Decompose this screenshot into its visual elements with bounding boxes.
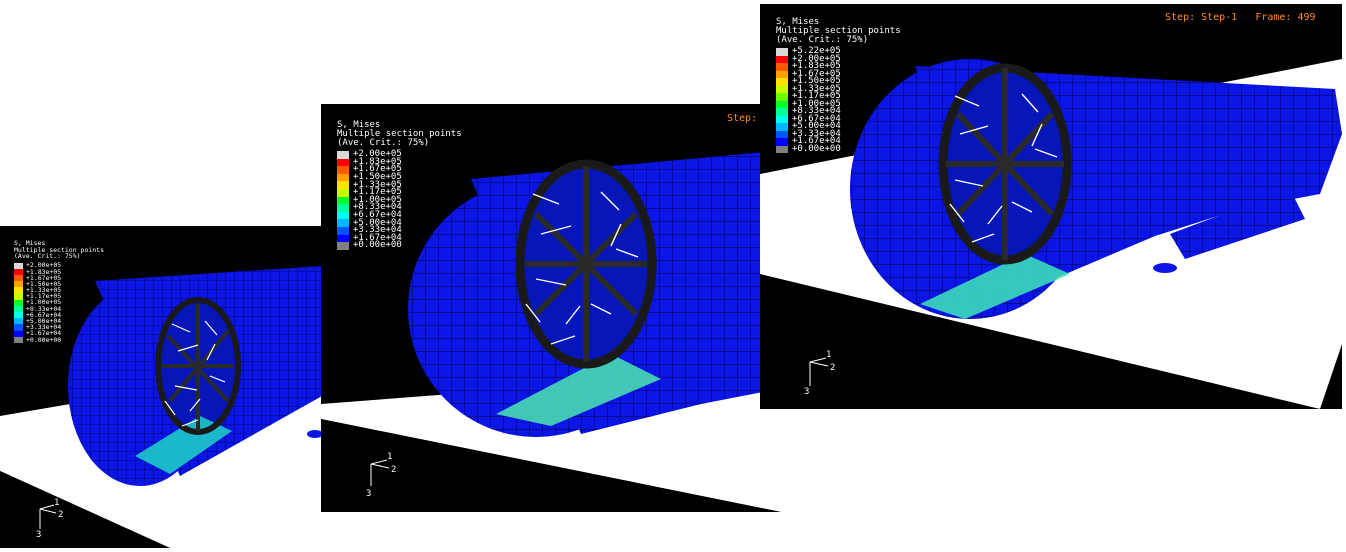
viewport-3: S, Mises Multiple section points (Ave. C…: [760, 4, 1342, 409]
legend-rows: +2.00e+05 +1.83e+05 +1.67e+05 +1.50e+05 +1.3…: [14, 262, 104, 343]
legend-swatch: [337, 211, 349, 220]
axis-label-3: 3: [366, 489, 372, 499]
legend-entry: +0.00e+00: [14, 337, 104, 343]
axis-label-2: 2: [58, 510, 64, 520]
legend-swatch: [337, 226, 349, 235]
legend-swatch: [337, 151, 349, 159]
legend-criterion: (Ave. Crit.: 75%): [776, 35, 869, 45]
legend-value: +0.00e+00: [792, 143, 841, 154]
legend-swatch: [776, 100, 788, 108]
step-frame-header: Step: Step-1 Frame: 499: [1165, 12, 1316, 23]
legend-rows: +5.22e+05 +2.00e+05 +1.83e+05 +1.67e+05 +1.5…: [776, 47, 901, 154]
legend-criterion: (Ave. Crit.: 75%): [337, 138, 430, 148]
legend-swatch: [776, 123, 788, 131]
legend-swatch: [776, 55, 788, 63]
frame-label: Frame: 499: [1255, 12, 1316, 23]
axis-label-1: 1: [54, 498, 60, 508]
legend-swatch: [337, 166, 349, 174]
mises-stress-legend: S, Mises Multiple section points (Ave. C…: [776, 18, 901, 153]
legend-value: +0.00e+00: [26, 335, 62, 344]
axis-label-1: 1: [387, 452, 393, 462]
legend-criterion: (Ave. Crit.: 75%): [14, 252, 81, 260]
legend-swatch: [337, 173, 349, 182]
axis-label-2: 2: [830, 363, 836, 373]
legend-swatch: [337, 234, 349, 243]
step-label: Step: Step-1: [1165, 12, 1238, 23]
legend-swatch: [776, 48, 788, 56]
mises-stress-legend: S, Mises Multiple section points (Ave. C…: [337, 121, 462, 250]
legend-swatch: [776, 138, 788, 146]
axis-triad: 1 2 3: [30, 498, 70, 545]
legend-swatch: [776, 108, 788, 116]
legend-swatch: [14, 336, 23, 343]
legend-swatch: [337, 181, 349, 189]
legend-swatch: [776, 130, 788, 138]
legend-swatch: [337, 158, 349, 167]
legend-swatch: [337, 188, 349, 197]
axis-label-3: 3: [804, 387, 810, 397]
legend-entry: +0.00e+00: [776, 143, 901, 154]
legend-entry: +0.00e+00: [337, 240, 462, 251]
axis-label-1: 1: [826, 350, 832, 360]
legend-swatch: [776, 70, 788, 78]
legend-swatch: [776, 78, 788, 86]
axis-label-3: 3: [36, 530, 42, 540]
legend-swatch: [776, 85, 788, 93]
legend-swatch: [337, 196, 349, 205]
legend-swatch: [337, 242, 349, 250]
legend-swatch: [776, 63, 788, 71]
legend-rows: +2.00e+05 +1.83e+05 +1.67e+05 +1.50e+05 +1.3…: [337, 150, 462, 251]
legend-swatch: [776, 145, 788, 153]
viewport-1: S, Mises Multiple section points (Ave. C…: [0, 226, 322, 548]
step-frame-header: Step:: [727, 113, 757, 124]
legend-value: +0.00e+00: [353, 240, 402, 251]
mises-stress-legend: S, Mises Multiple section points (Ave. C…: [14, 240, 104, 343]
axis-triad: 1 2 3: [361, 452, 401, 500]
axis-label-2: 2: [391, 465, 397, 475]
legend-swatch: [337, 204, 349, 212]
legend-swatch: [337, 219, 349, 227]
step-label: Step:: [727, 113, 758, 124]
legend-swatch: [776, 115, 788, 123]
axis-triad: 1 2 3: [800, 350, 840, 398]
legend-swatch: [776, 93, 788, 101]
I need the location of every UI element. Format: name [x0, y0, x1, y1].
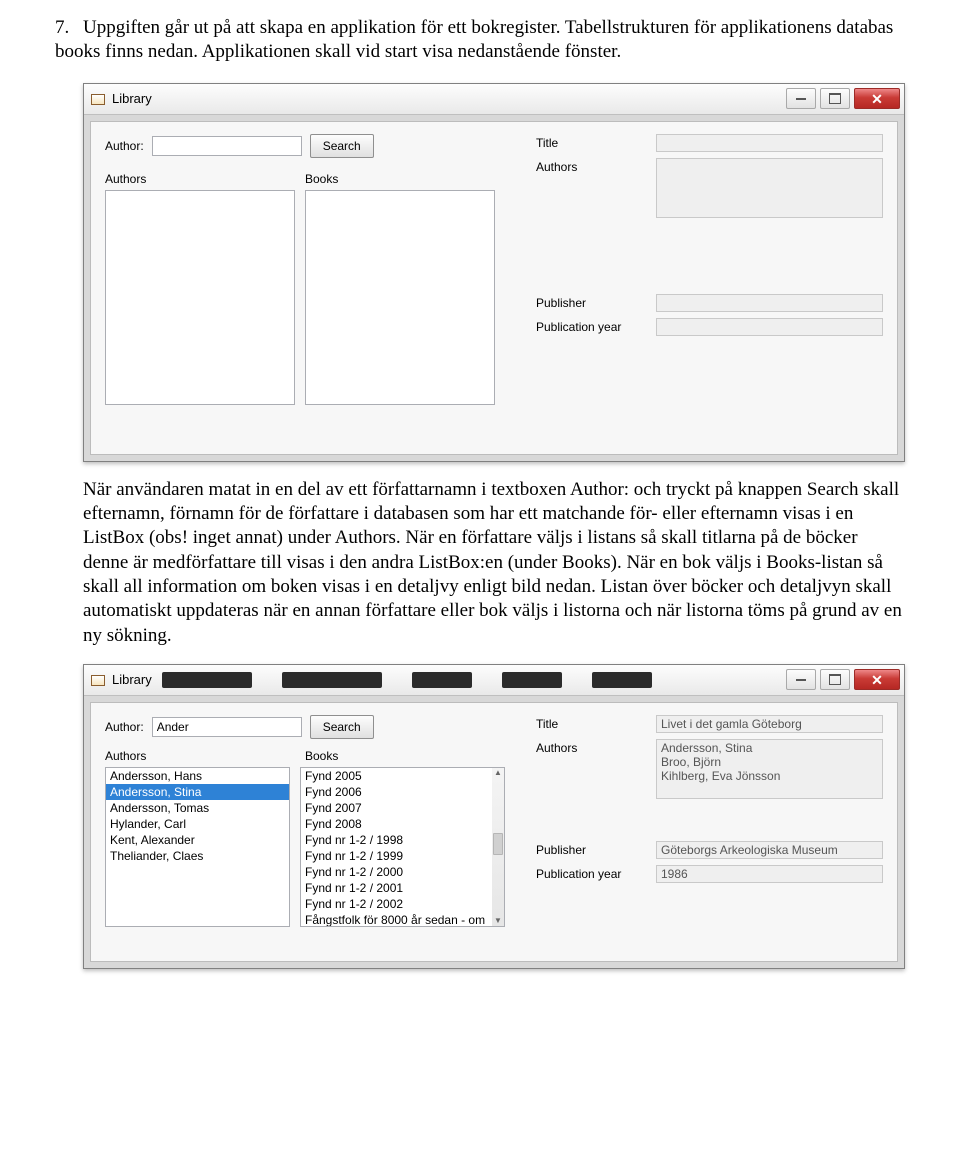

* [Given exercise]
Turn every line of the records above into a numbered list, skipping blank lines and leaving the pictures out.

* [The output]
1. Decompose this screenshot into its visual elements with bounding boxes.
2. viewport-3: S, Mises Multiple section points (Ave. C…: [760, 4, 1342, 409]
3. legend-rows: +2.00e+05 +1.83e+05 +1.67e+05 +1.50e+05 +1.3…: [14, 262, 104, 343]
4. legend-swatch: [337, 211, 349, 220]
5. axis-label-3: 3: [366, 489, 372, 499]
6. legend-entry: +0.00e+00: [14, 337, 104, 343]
7. axis-label-2: 2: [58, 510, 64, 520]
8. legend-swatch: [337, 226, 349, 235]
9. legend-swatch: [337, 151, 349, 159]
10. legend-criterion: (Ave. Crit.: 75%): [776, 35, 869, 45]
11. legend-value: +0.00e+00: [792, 143, 841, 154]
12. legend-swatch: [776, 100, 788, 108]
13. step-frame-header: Step: Step-1 Frame: 499: [1165, 12, 1316, 23]
14. legend-rows: +5.22e+05 +2.00e+05 +1.83e+05 +1.67e+05 +1.5…: [776, 47, 901, 154]
15. legend-criterion: (Ave. Crit.: 75%): [337, 138, 430, 148]
16. legend-swatch: [776, 123, 788, 131]
17. legend-swatch: [776, 55, 788, 63]
18. frame-label: Frame: 499: [1255, 12, 1316, 23]
19. axis-label-1: 1: [54, 498, 60, 508]
20. legend-swatch: [337, 166, 349, 174]
21. mises-stress-legend: S, Mises Multiple section points (Ave. C…: [776, 18, 901, 153]
22. legend-value: +0.00e+00: [26, 335, 62, 344]
23. axis-label-1: 1: [387, 452, 393, 462]
24. legend-criterion: (Ave. Crit.: 75%): [14, 252, 81, 260]
25. legend-swatch: [337, 173, 349, 182]
26. axis-label-2: 2: [830, 363, 836, 373]
27. legend-swatch: [337, 234, 349, 243]
28. step-label: Step: Step-1: [1165, 12, 1238, 23]
29. legend-swatch: [776, 48, 788, 56]
30. mises-stress-legend: S, Mises Multiple section points (Ave. C…: [337, 121, 462, 250]
31. legend-swatch: [776, 138, 788, 146]
32. axis-triad: 1 2 3: [30, 498, 70, 545]
33. legend-swatch: [776, 108, 788, 116]
34. legend-swatch: [14, 336, 23, 343]
35. legend-swatch: [337, 181, 349, 189]
36. legend-swatch: [776, 130, 788, 138]
37. legend-swatch: [337, 158, 349, 167]
38. legend-swatch: [337, 188, 349, 197]
39. axis-label-3: 3: [804, 387, 810, 397]
40. legend-entry: +0.00e+00: [776, 143, 901, 154]
41. legend-entry: +0.00e+00: [337, 240, 462, 251]
42. axis-label-1: 1: [826, 350, 832, 360]
43. legend-swatch: [776, 70, 788, 78]
44. legend-swatch: [776, 78, 788, 86]
45. axis-label-3: 3: [36, 530, 42, 540]
46. legend-swatch: [776, 85, 788, 93]
47. legend-swatch: [337, 196, 349, 205]
48. legend-swatch: [337, 242, 349, 250]
49. legend-swatch: [776, 63, 788, 71]
50. legend-rows: +2.00e+05 +1.83e+05 +1.67e+05 +1.50e+05 +1.3…: [337, 150, 462, 251]
51. legend-swatch: [776, 145, 788, 153]
52. viewport-1: S, Mises Multiple section points (Ave. C…: [0, 226, 322, 548]
53. step-frame-header: Step:: [727, 113, 757, 124]
54. legend-value: +0.00e+00: [353, 240, 402, 251]
55. mises-stress-legend: S, Mises Multiple section points (Ave. C…: [14, 240, 104, 343]
56. axis-triad: 1 2 3: [361, 452, 401, 500]
57. axis-label-2: 2: [391, 465, 397, 475]
58. legend-swatch: [337, 204, 349, 212]
59. legend-swatch: [337, 219, 349, 227]
60. step-label: Step:: [727, 113, 758, 124]
61. legend-swatch: [776, 115, 788, 123]
62. axis-triad: 1 2 3: [800, 350, 840, 398]
63. legend-swatch: [776, 93, 788, 101]
64. I need the location of every UI element. Format: name [x0, y0, x1, y1].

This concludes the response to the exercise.